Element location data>
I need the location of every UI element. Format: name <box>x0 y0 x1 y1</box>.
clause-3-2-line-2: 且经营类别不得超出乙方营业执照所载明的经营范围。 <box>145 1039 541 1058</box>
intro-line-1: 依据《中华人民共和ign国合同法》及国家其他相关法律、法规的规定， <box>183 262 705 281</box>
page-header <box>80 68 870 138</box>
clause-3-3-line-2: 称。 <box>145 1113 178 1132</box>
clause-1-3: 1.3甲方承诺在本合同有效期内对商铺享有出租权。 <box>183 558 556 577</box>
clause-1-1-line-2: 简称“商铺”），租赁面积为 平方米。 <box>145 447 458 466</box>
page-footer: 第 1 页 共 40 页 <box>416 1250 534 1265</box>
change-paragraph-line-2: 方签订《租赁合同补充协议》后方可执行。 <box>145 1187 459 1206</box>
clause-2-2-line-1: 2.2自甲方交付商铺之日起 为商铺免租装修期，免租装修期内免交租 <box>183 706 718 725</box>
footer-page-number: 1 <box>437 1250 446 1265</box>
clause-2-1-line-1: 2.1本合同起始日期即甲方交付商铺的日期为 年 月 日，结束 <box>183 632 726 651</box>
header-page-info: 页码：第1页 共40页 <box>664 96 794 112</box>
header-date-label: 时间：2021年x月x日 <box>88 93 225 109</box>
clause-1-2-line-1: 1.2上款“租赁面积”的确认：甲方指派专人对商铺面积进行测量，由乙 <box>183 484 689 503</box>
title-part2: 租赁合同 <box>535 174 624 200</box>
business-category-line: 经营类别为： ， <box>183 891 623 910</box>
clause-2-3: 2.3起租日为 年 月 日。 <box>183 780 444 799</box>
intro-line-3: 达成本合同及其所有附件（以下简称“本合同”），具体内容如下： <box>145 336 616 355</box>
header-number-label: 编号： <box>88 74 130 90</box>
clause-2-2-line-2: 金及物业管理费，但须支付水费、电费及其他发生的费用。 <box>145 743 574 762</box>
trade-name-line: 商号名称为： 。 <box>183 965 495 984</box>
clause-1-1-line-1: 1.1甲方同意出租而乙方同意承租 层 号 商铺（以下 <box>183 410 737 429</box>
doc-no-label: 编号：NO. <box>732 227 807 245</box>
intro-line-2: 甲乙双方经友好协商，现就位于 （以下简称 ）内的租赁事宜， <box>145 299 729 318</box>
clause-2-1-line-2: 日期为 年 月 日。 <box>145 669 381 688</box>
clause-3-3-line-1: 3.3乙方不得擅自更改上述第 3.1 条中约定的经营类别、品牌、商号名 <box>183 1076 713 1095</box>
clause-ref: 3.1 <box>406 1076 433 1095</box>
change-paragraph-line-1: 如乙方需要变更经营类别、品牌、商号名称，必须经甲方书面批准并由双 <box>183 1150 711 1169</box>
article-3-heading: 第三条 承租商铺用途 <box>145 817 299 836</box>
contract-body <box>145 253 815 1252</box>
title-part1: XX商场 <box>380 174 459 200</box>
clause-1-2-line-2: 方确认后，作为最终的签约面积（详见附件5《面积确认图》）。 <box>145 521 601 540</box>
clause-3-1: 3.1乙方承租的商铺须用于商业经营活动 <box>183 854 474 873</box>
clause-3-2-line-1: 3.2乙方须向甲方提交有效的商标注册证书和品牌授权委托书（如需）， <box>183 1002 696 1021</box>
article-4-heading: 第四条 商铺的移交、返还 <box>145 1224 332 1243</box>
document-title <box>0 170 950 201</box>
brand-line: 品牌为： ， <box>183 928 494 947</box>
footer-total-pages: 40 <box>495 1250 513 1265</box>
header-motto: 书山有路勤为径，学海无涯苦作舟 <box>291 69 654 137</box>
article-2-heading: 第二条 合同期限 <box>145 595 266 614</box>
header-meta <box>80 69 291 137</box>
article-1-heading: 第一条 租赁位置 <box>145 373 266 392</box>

Exercise goal> Reproduce the entries without changes, starting from the first line of the entries and continuing up to and including the line that contains "clause-3-3-line-1: 3.3乙方不得擅自更改上述第 3.1".

Final result>
I need the location of every UI element. Format: name <box>x0 y0 x1 y1</box>.
clause-3-2-line-2: 且经营类别不得超出乙方营业执照所载明的经营范围。 <box>145 1039 541 1058</box>
intro-line-1: 依据《中华人民共和ign国合同法》及国家其他相关法律、法规的规定， <box>183 262 705 281</box>
page-header <box>80 68 870 138</box>
clause-3-3-line-2: 称。 <box>145 1113 178 1132</box>
clause-1-3: 1.3甲方承诺在本合同有效期内对商铺享有出租权。 <box>183 558 556 577</box>
clause-1-1-line-2: 简称“商铺”），租赁面积为 平方米。 <box>145 447 458 466</box>
page-footer: 第 1 页 共 40 页 <box>416 1250 534 1265</box>
change-paragraph-line-2: 方签订《租赁合同补充协议》后方可执行。 <box>145 1187 459 1206</box>
clause-2-2-line-1: 2.2自甲方交付商铺之日起 为商铺免租装修期，免租装修期内免交租 <box>183 706 718 725</box>
footer-page-number: 1 <box>437 1250 446 1265</box>
clause-2-1-line-1: 2.1本合同起始日期即甲方交付商铺的日期为 年 月 日，结束 <box>183 632 726 651</box>
header-page-info: 页码：第1页 共40页 <box>664 96 794 112</box>
header-date-label: 时间：2021年x月x日 <box>88 93 225 109</box>
clause-1-2-line-1: 1.2上款“租赁面积”的确认：甲方指派专人对商铺面积进行测量，由乙 <box>183 484 689 503</box>
title-part2: 租赁合同 <box>535 174 624 200</box>
business-category-line: 经营类别为： ， <box>183 891 623 910</box>
clause-2-3: 2.3起租日为 年 月 日。 <box>183 780 444 799</box>
intro-line-3: 达成本合同及其所有附件（以下简称“本合同”），具体内容如下： <box>145 336 616 355</box>
header-number-label: 编号： <box>88 74 130 90</box>
clause-2-2-line-2: 金及物业管理费，但须支付水费、电费及其他发生的费用。 <box>145 743 574 762</box>
trade-name-line: 商号名称为： 。 <box>183 965 495 984</box>
clause-1-1-line-1: 1.1甲方同意出租而乙方同意承租 层 号 商铺（以下 <box>183 410 737 429</box>
doc-no-label: 编号：NO. <box>732 227 807 245</box>
intro-line-2: 甲乙双方经友好协商，现就位于 （以下简称 ）内的租赁事宜， <box>145 299 729 318</box>
clause-2-1-line-2: 日期为 年 月 日。 <box>145 669 381 688</box>
clause-3-3-line-1: 3.3乙方不得擅自更改上述第 3.1 条中约定的经营类别、品牌、商号名 <box>183 1076 713 1095</box>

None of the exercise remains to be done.